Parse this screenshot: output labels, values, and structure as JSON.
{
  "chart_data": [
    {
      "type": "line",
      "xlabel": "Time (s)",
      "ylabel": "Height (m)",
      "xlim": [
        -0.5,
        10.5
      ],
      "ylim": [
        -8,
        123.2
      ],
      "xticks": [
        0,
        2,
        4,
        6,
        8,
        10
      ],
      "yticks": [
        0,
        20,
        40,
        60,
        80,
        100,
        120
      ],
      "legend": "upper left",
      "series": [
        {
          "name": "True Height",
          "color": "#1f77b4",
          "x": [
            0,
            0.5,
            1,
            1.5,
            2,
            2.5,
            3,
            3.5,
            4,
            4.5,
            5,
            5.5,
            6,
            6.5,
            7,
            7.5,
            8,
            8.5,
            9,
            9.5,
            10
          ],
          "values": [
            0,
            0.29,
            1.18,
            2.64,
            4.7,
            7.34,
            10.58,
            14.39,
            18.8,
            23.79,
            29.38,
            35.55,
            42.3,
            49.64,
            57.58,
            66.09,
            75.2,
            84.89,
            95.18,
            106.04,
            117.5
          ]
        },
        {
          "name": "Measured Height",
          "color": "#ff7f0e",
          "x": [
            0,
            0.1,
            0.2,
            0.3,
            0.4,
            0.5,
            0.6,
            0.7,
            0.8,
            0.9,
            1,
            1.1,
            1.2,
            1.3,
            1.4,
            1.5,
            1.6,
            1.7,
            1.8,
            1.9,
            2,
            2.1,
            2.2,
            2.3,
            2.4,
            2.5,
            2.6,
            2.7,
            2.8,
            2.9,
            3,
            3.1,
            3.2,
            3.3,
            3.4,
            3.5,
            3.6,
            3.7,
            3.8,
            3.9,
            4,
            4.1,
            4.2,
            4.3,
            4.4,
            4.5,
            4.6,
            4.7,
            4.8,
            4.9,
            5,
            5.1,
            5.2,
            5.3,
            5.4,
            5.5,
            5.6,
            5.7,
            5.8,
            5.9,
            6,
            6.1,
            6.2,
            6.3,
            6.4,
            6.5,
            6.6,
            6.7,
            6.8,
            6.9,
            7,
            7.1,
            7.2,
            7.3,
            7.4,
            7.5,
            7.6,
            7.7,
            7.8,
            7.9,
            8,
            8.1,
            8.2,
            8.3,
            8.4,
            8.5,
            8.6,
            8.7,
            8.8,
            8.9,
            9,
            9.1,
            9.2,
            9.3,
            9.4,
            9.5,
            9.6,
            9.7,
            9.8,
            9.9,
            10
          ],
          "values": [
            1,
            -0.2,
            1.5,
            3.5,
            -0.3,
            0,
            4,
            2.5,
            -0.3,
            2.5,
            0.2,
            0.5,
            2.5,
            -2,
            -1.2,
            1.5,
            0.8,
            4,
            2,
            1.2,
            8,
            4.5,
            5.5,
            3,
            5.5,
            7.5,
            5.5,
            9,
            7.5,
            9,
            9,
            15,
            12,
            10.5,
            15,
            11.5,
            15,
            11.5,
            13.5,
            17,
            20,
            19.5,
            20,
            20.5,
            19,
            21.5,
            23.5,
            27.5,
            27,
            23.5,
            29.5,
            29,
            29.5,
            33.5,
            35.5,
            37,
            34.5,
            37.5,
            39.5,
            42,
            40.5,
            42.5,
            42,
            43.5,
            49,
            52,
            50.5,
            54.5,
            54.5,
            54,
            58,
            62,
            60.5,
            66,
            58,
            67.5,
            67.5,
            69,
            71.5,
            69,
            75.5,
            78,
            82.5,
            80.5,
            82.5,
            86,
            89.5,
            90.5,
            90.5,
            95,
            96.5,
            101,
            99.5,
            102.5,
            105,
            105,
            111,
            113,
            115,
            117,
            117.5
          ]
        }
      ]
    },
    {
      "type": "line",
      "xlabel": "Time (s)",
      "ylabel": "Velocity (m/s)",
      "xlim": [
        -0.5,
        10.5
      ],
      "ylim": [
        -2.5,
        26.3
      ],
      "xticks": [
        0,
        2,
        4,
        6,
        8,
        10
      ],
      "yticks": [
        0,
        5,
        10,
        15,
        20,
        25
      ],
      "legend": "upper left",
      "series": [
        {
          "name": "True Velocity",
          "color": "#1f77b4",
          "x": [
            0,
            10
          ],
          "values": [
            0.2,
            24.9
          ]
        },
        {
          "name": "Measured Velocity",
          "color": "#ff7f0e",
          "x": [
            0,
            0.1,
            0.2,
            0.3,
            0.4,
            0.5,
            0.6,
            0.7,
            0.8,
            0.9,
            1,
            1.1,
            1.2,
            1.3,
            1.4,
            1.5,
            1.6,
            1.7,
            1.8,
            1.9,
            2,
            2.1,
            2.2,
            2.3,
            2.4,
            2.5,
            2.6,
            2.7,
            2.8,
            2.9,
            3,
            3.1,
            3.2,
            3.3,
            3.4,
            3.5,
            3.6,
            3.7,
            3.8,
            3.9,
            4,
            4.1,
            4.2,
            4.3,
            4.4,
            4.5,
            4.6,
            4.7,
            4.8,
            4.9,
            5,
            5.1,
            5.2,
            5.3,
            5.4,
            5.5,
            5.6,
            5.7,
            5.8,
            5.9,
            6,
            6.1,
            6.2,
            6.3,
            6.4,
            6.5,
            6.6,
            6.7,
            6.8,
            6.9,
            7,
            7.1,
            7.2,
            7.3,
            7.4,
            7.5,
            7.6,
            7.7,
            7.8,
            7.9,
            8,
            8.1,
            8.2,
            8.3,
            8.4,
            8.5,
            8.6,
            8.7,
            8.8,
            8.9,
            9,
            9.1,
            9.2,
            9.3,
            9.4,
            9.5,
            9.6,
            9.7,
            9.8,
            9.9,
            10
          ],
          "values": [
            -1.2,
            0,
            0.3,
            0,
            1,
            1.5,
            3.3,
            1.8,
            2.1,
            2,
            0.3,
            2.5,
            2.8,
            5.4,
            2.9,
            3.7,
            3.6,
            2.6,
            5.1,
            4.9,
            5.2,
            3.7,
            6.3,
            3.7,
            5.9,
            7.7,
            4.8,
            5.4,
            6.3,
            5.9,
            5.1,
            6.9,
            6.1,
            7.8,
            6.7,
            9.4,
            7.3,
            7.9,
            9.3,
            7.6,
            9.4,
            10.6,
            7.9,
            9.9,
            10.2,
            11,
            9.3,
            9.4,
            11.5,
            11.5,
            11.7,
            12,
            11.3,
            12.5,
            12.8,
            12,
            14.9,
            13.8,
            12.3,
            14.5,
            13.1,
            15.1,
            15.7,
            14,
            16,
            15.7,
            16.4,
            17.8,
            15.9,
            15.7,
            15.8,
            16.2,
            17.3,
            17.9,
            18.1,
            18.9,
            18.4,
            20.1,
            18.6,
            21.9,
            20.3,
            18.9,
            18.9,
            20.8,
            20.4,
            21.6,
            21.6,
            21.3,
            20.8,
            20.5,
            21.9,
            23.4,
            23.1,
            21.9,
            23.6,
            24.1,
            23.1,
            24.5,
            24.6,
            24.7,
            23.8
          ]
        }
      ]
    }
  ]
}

• Short task: Write out every entry exactly as given.

• Solution for this problem:
Parse this screenshot: output labels, values, and structure as JSON.
{
  "chart_data": [
    {
      "type": "line",
      "xlabel": "Time (s)",
      "ylabel": "Height (m)",
      "xlim": [
        -0.5,
        10.5
      ],
      "ylim": [
        -8,
        123.2
      ],
      "xticks": [
        0,
        2,
        4,
        6,
        8,
        10
      ],
      "yticks": [
        0,
        20,
        40,
        60,
        80,
        100,
        120
      ],
      "legend": "upper left",
      "series": [
        {
          "name": "True Height",
          "color": "#1f77b4",
          "x": [
            0,
            0.5,
            1,
            1.5,
            2,
            2.5,
            3,
            3.5,
            4,
            4.5,
            5,
            5.5,
            6,
            6.5,
            7,
            7.5,
            8,
            8.5,
            9,
            9.5,
            10
          ],
          "values": [
            0,
            0.29,
            1.18,
            2.64,
            4.7,
            7.34,
            10.58,
            14.39,
            18.8,
            23.79,
            29.38,
            35.55,
            42.3,
            49.64,
            57.58,
            66.09,
            75.2,
            84.89,
            95.18,
            106.04,
            117.5
          ]
        },
        {
          "name": "Measured Height",
          "color": "#ff7f0e",
          "x": [
            0,
            0.1,
            0.2,
            0.3,
            0.4,
            0.5,
            0.6,
            0.7,
            0.8,
            0.9,
            1,
            1.1,
            1.2,
            1.3,
            1.4,
            1.5,
            1.6,
            1.7,
            1.8,
            1.9,
            2,
            2.1,
            2.2,
            2.3,
            2.4,
            2.5,
            2.6,
            2.7,
            2.8,
            2.9,
            3,
            3.1,
            3.2,
            3.3,
            3.4,
            3.5,
            3.6,
            3.7,
            3.8,
            3.9,
            4,
            4.1,
            4.2,
            4.3,
            4.4,
            4.5,
            4.6,
            4.7,
            4.8,
            4.9,
            5,
            5.1,
            5.2,
            5.3,
            5.4,
            5.5,
            5.6,
            5.7,
            5.8,
            5.9,
            6,
            6.1,
            6.2,
            6.3,
            6.4,
            6.5,
            6.6,
            6.7,
            6.8,
            6.9,
            7,
            7.1,
            7.2,
            7.3,
            7.4,
            7.5,
            7.6,
            7.7,
            7.8,
            7.9,
            8,
            8.1,
            8.2,
            8.3,
            8.4,
            8.5,
            8.6,
            8.7,
            8.8,
            8.9,
            9,
            9.1,
            9.2,
            9.3,
            9.4,
            9.5,
            9.6,
            9.7,
            9.8,
            9.9,
            10
          ],
          "values": [
            1,
            -0.2,
            1.5,
            3.5,
            -0.3,
            0,
            4,
            2.5,
            -0.3,
            2.5,
            0.2,
            0.5,
            2.5,
            -2,
            -1.2,
            1.5,
            0.8,
            4,
            2,
            1.2,
            8,
            4.5,
            5.5,
            3,
            5.5,
            7.5,
            5.5,
            9,
            7.5,
            9,
            9,
            15,
            12,
            10.5,
            15,
            11.5,
            15,
            11.5,
            13.5,
            17,
            20,
            19.5,
            20,
            20.5,
            19,
            21.5,
            23.5,
            27.5,
            27,
            23.5,
            29.5,
            29,
            29.5,
            33.5,
            35.5,
            37,
            34.5,
            37.5,
            39.5,
            42,
            40.5,
            42.5,
            42,
            43.5,
            49,
            52,
            50.5,
            54.5,
            54.5,
            54,
            58,
            62,
            60.5,
            66,
            58,
            67.5,
            67.5,
            69,
            71.5,
            69,
            75.5,
            78,
            82.5,
            80.5,
            82.5,
            86,
            89.5,
            90.5,
            90.5,
            95,
            96.5,
            101,
            99.5,
            102.5,
            105,
            105,
            111,
            113,
            115,
            117,
            117.5
          ]
        }
      ]
    },
    {
      "type": "line",
      "xlabel": "Time (s)",
      "ylabel": "Velocity (m/s)",
      "xlim": [
        -0.5,
        10.5
      ],
      "ylim": [
        -2.5,
        26.3
      ],
      "xticks": [
        0,
        2,
        4,
        6,
        8,
        10
      ],
      "yticks": [
        0,
        5,
        10,
        15,
        20,
        25
      ],
      "legend": "upper left",
      "series": [
        {
          "name": "True Velocity",
          "color": "#1f77b4",
          "x": [
            0,
            10
          ],
          "values": [
            0.2,
            24.9
          ]
        },
        {
          "name": "Measured Velocity",
          "color": "#ff7f0e",
          "x": [
            0,
            0.1,
            0.2,
            0.3,
            0.4,
            0.5,
            0.6,
            0.7,
            0.8,
            0.9,
            1,
            1.1,
            1.2,
            1.3,
            1.4,
            1.5,
            1.6,
            1.7,
            1.8,
            1.9,
            2,
            2.1,
            2.2,
            2.3,
            2.4,
            2.5,
            2.6,
            2.7,
            2.8,
            2.9,
            3,
            3.1,
            3.2,
            3.3,
            3.4,
            3.5,
            3.6,
            3.7,
            3.8,
            3.9,
            4,
            4.1,
            4.2,
            4.3,
            4.4,
            4.5,
            4.6,
            4.7,
            4.8,
            4.9,
            5,
            5.1,
            5.2,
            5.3,
            5.4,
            5.5,
            5.6,
            5.7,
            5.8,
            5.9,
            6,
            6.1,
            6.2,
            6.3,
            6.4,
            6.5,
            6.6,
            6.7,
            6.8,
            6.9,
            7,
            7.1,
            7.2,
            7.3,
            7.4,
            7.5,
            7.6,
            7.7,
            7.8,
            7.9,
            8,
            8.1,
            8.2,
            8.3,
            8.4,
            8.5,
            8.6,
            8.7,
            8.8,
            8.9,
            9,
            9.1,
            9.2,
            9.3,
            9.4,
            9.5,
            9.6,
            9.7,
            9.8,
            9.9,
            10
          ],
          "values": [
            -1.2,
            0,
            0.3,
            0,
            1,
            1.5,
            3.3,
            1.8,
            2.1,
            2,
            0.3,
            2.5,
            2.8,
            5.4,
            2.9,
            3.7,
            3.6,
            2.6,
            5.1,
            4.9,
            5.2,
            3.7,
            6.3,
            3.7,
            5.9,
            7.7,
            4.8,
            5.4,
            6.3,
            5.9,
            5.1,
            6.9,
            6.1,
            7.8,
            6.7,
            9.4,
            7.3,
            7.9,
            9.3,
            7.6,
            9.4,
            10.6,
            7.9,
            9.9,
            10.2,
            11,
            9.3,
            9.4,
            11.5,
            11.5,
            11.7,
            12,
            11.3,
            12.5,
            12.8,
            12,
            14.9,
            13.8,
            12.3,
            14.5,
            13.1,
            15.1,
            15.7,
            14,
            16,
            15.7,
            16.4,
            17.8,
            15.9,
            15.7,
            15.8,
            16.2,
            17.3,
            17.9,
            18.1,
            18.9,
            18.4,
            20.1,
            18.6,
            21.9,
            20.3,
            18.9,
            18.9,
            20.8,
            20.4,
            21.6,
            21.6,
            21.3,
            20.8,
            20.5,
            21.9,
            23.4,
            23.1,
            21.9,
            23.6,
            24.1,
            23.1,
            24.5,
            24.6,
            24.7,
            23.8
          ]
        }
      ]
    }
  ]
}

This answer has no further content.